▶ _Extract_
Scientific classification
- Kingdom: Plantae
- Clade: Tracheophytes
- Clade: Angiosperms
- Clade: Eudicots
- Order: Proteales
- Family: Proteaceae
- Genus: Conospermum
- Species: C. eatoniae
- Binomial name: Conospermum eatoniae E.Pritz.

= Conospermum eatoniae =

- Genus: Conospermum
- Species: eatoniae
- Authority: E.Pritz.
- Conservation status: P3

Species of shrub native to Australia

Conospermum eatoniae, commonly known as blue lace, is a species of flowering plant in the family Proteaceae and is endemic to the south-west of Western Australia. It is a spreading shrub with egg-shaped leaves only present on young plants, and panicles of glabrous blue, tube-shaped flowers with pale green bracteoles.

==Description==
Conospermum eatoniae is a spreading, much-branched shrub that typically grows up to 0.3–0.75 m tall and 1 m wide. Egg-shaped to oblong leaves are only present at the base of young plants. The flowers are arranged in panicles with secondary dichotomous branching, ending in a head of 2 to 10 flowers. The bracteoles are more or less round, 1.8–2.8 mm long, 2.5–3.8 mm wide, and pale green. The perianth is blue, forming a tube 1.5–4 mm long. The upper lip is egg-shaped, 3.5–5 mm long and 1.0–1.7 mm wide, the lower lip joined for 1.3–2.5 mm long with lobes 1.5–2.0 mm long. Flowering occurs from August to October, and the fruit is a nut about 2 mm long and 1.8 mm wide and with velvety orange hairs.

==Taxonomy==
Conospermum eatoniae was first formally described in 1904 by the botanist Ernst Georg Pritzel in Botanische Jahrbücher für Systematik, Pflanzengeschichte und Pflanzengeographie, from specimens collected by Alice Eaton near Tammin. The specific epithet (eatoniae) honours the collector of the type specimen.

==Distribution and habitat==
Blue lace grows in sandy soils between Coorow, Goomalling and Tammin in the Avon Wheatbelt and Geraldton Sandplains bioregions in the south-west of Western Australia.

==Conservation status==
This species of Conospermum is listed as Priority Three by the Government of Western Australia Department of Parks and Wildlife, meaning that it is poorly known, and known from only a few locations but is not under imminent threat.

▶ _Try it_
According to the Conospermum eatoniae text, why was the species given the epithet eatoniae? Nothing in the rows is needed here.

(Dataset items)

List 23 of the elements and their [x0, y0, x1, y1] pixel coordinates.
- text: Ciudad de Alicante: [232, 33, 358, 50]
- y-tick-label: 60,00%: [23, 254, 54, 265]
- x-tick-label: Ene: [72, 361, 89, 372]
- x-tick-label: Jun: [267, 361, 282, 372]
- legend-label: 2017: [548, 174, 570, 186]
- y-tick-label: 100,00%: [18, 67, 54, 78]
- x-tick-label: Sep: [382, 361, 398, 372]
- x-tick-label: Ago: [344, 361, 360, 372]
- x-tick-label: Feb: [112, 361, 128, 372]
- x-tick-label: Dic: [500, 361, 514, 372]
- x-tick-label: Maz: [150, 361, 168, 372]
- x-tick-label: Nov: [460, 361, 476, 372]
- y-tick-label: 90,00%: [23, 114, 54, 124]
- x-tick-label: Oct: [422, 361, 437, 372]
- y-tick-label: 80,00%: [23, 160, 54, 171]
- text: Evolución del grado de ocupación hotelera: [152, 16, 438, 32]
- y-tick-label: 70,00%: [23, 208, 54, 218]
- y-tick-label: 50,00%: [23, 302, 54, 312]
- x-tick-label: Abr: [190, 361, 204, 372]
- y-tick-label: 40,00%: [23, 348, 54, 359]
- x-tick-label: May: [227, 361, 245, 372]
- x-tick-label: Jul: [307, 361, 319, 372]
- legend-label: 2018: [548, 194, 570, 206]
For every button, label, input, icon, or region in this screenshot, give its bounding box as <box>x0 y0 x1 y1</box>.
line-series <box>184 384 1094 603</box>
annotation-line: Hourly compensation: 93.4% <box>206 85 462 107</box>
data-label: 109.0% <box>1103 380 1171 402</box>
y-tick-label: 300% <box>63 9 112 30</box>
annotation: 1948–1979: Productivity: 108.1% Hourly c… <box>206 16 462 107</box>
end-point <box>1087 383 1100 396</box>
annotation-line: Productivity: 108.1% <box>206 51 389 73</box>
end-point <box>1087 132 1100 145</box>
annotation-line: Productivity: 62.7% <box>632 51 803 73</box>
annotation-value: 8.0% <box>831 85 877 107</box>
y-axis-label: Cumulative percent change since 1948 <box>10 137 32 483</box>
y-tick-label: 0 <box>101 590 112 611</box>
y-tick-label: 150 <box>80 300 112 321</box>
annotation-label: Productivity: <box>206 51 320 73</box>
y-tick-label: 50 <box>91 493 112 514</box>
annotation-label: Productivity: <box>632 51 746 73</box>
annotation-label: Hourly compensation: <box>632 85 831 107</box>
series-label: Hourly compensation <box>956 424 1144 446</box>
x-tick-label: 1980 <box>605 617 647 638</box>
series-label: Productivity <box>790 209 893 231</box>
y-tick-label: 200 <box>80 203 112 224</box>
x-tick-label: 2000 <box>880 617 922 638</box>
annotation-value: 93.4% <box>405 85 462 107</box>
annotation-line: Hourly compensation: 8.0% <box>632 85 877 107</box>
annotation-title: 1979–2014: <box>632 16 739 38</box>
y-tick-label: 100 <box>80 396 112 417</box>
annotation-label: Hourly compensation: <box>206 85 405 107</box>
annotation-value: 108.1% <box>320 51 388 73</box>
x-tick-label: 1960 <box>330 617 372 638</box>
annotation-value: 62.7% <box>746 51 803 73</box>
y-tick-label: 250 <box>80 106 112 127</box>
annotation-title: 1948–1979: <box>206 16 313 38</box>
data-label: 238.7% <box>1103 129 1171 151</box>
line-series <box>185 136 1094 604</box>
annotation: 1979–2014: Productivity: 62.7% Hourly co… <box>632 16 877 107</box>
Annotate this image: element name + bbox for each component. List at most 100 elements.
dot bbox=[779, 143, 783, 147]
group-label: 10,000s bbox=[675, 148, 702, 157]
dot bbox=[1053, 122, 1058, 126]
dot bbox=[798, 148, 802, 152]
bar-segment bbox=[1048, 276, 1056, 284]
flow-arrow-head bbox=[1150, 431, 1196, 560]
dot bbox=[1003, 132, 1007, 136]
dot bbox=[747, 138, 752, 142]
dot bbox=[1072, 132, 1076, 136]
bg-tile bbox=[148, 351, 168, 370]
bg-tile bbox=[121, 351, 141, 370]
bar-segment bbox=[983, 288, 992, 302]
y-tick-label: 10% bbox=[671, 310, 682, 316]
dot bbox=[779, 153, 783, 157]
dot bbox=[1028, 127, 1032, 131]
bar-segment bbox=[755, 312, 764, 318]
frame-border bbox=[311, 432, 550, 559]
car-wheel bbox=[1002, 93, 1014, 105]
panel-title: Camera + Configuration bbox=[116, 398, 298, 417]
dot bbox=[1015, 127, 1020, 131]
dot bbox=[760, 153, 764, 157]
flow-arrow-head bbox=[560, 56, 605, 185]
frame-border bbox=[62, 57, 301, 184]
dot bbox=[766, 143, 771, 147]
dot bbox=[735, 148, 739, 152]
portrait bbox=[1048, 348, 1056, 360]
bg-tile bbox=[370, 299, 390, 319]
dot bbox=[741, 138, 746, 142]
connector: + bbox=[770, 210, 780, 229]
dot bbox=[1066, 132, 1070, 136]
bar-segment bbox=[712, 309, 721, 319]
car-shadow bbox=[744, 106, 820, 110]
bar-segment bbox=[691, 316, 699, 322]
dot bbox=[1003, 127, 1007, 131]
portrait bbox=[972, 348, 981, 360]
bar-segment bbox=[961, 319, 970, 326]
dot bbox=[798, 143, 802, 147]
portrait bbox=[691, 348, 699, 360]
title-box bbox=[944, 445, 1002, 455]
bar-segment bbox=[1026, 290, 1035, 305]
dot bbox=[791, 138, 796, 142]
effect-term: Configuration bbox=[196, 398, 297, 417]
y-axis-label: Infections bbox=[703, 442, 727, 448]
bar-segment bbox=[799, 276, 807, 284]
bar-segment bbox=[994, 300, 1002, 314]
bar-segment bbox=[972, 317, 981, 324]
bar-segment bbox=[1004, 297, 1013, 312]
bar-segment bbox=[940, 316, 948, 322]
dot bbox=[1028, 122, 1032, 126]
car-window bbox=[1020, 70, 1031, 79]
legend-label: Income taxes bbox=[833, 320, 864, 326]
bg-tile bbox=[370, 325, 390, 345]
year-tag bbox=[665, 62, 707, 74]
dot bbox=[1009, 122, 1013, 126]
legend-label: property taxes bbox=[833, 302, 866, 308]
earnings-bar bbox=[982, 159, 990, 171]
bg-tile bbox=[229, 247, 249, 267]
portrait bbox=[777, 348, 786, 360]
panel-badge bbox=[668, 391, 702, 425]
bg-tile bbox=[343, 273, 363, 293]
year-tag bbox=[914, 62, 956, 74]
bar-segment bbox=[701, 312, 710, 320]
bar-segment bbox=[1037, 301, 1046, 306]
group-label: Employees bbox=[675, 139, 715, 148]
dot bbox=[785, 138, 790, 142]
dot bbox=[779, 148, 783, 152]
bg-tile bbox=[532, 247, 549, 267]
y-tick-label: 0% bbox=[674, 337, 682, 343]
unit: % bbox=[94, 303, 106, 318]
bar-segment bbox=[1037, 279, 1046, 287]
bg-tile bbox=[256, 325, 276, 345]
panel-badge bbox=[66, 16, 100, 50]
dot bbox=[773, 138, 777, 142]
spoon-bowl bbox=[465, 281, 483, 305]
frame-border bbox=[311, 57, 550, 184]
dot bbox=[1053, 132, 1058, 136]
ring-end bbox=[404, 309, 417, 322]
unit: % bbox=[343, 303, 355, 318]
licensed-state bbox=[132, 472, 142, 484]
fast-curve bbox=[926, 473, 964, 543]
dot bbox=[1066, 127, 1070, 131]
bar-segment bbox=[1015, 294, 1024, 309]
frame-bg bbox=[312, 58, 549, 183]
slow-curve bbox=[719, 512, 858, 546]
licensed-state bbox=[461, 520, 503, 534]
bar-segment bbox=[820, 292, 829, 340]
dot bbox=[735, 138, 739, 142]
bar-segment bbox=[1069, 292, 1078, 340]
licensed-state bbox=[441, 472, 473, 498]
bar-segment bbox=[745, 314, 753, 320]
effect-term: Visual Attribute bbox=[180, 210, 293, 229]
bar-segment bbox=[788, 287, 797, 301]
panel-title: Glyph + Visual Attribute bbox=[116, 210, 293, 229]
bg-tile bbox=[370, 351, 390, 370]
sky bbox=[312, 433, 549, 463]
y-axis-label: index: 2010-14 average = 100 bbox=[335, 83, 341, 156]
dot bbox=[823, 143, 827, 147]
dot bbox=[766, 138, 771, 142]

▶ _Solution to this problem_
The epithet eatoniae honors Alice Eaton, who collected the type specimen near Tammin. Ernst Georg Pritzel described the species from her specimens in 1904.